#### Source extract:
--*--
The reggae legend would have turned 75 this week; his music still resonates thanks to its multilayered meanings.
Feb. 3, 2020 4:58 pm ET
Reggae legend Bob Marley, who would have turned 75 Thursday had he not died at age 36, wrote some of the most memorable songs in all of music.
Early in the 1984 documentary “Bob Marley and the Wailers: The Bob Marley Story,” a friend of Marley’s known as Sticko points to the house where Marley grew up in the rural Nine Mile parish of Jamaica. “Bob was very different from most of the musicians, because Bob had the country in his life. Most musicians living in the town don’t know about nature.” A little later, we meet a neighbor of Marley’s, identified as Chinaman, who notes that Marley was also different from most everyone he knew because of his father, Norval Marley. “He was an Englishman, a white man,” he says of the father, as if this were all we need to know.
--*--
#### What to work on:
**1)** In the Bob Marley article, at what age did Marley die?
**2)** Repeat the passage of the Bob Marley article between "Early in the" and "need to know.", inclusive.

#### Document layout detection data:
--*--
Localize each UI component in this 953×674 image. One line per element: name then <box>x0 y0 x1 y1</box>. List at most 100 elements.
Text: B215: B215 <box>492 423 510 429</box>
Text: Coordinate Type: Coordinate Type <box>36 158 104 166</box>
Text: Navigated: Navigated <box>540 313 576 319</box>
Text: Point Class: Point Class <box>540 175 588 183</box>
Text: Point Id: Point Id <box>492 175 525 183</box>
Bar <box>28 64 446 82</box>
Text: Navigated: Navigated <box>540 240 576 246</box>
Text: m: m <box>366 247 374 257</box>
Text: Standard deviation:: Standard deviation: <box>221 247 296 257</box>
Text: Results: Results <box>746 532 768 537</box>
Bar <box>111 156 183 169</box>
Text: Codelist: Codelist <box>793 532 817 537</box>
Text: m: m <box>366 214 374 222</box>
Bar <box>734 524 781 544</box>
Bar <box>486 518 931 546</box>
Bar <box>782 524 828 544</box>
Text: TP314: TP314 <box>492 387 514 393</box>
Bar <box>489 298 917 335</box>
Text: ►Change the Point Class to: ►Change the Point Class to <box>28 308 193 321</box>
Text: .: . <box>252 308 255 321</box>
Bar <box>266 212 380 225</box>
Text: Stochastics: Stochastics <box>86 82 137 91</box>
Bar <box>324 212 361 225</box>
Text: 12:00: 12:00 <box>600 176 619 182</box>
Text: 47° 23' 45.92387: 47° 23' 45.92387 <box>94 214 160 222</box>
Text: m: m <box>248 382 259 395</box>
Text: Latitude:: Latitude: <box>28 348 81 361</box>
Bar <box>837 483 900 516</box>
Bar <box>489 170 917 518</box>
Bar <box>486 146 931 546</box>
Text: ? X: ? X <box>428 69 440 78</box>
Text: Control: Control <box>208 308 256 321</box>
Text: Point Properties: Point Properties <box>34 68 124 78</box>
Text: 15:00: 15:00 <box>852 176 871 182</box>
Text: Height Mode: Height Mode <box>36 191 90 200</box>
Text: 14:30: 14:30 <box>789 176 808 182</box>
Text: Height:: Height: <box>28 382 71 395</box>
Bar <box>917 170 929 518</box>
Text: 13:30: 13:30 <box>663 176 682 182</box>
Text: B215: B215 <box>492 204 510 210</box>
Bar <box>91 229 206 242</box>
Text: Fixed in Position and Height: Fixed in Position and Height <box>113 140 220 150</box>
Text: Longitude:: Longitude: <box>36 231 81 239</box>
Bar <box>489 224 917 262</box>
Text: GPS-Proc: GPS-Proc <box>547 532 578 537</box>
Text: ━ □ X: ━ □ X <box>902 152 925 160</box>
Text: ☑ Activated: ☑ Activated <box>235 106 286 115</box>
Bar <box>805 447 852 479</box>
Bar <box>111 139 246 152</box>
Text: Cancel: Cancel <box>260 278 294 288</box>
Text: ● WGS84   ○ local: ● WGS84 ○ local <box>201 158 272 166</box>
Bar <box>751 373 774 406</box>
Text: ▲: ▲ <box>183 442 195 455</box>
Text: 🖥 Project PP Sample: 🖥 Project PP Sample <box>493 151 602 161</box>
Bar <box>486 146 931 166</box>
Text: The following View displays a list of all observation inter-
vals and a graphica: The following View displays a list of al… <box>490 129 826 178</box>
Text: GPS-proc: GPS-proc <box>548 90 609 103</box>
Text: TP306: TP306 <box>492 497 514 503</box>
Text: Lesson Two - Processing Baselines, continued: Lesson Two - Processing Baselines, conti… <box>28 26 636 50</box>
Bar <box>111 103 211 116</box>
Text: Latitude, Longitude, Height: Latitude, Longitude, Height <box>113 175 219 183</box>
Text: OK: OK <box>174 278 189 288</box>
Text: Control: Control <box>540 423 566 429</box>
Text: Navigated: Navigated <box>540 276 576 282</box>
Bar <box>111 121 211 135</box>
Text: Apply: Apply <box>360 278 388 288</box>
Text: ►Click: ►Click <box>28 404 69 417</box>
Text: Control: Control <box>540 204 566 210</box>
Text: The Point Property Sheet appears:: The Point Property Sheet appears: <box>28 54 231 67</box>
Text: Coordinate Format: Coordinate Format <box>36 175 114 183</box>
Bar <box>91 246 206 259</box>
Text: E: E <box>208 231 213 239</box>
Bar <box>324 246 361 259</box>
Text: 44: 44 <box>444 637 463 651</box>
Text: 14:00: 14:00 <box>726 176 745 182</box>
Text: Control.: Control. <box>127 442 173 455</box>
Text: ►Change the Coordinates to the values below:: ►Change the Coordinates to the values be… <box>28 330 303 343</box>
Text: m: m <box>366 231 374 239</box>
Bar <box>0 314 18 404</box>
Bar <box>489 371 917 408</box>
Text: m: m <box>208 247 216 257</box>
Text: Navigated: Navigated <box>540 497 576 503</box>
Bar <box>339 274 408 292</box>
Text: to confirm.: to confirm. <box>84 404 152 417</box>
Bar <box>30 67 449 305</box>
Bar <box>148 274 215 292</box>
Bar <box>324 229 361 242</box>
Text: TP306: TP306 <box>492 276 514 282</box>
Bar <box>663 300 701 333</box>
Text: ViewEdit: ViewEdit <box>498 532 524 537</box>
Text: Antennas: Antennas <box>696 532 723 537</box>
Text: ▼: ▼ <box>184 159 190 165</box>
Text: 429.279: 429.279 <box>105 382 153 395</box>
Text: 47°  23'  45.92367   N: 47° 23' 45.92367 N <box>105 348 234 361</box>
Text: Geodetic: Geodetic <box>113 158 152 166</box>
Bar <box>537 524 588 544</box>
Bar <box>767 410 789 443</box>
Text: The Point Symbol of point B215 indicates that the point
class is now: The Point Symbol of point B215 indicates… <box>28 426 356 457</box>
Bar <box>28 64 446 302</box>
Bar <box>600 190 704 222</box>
--*--
#### Answers per task:
**1)** 36

**2)**
Early in the 1984 documentary “Bob Marley and the Wailers: The Bob Marley Story,” a friend of Marley’s known as Sticko points to the house where Marley grew up in the rural Nine Mile parish of Jamaica. “Bob was very different from most of the musicians, because Bob had the country in his life. Most musicians living in the town don’t know about nature.” A little later, we meet a neighbor of Marley’s, identified as Chinaman, who notes that Marley was also different from most everyone he knew because of his father, Norval Marley. “He was an Englishman, a white man,” he says of the father, as if this were all we need to know.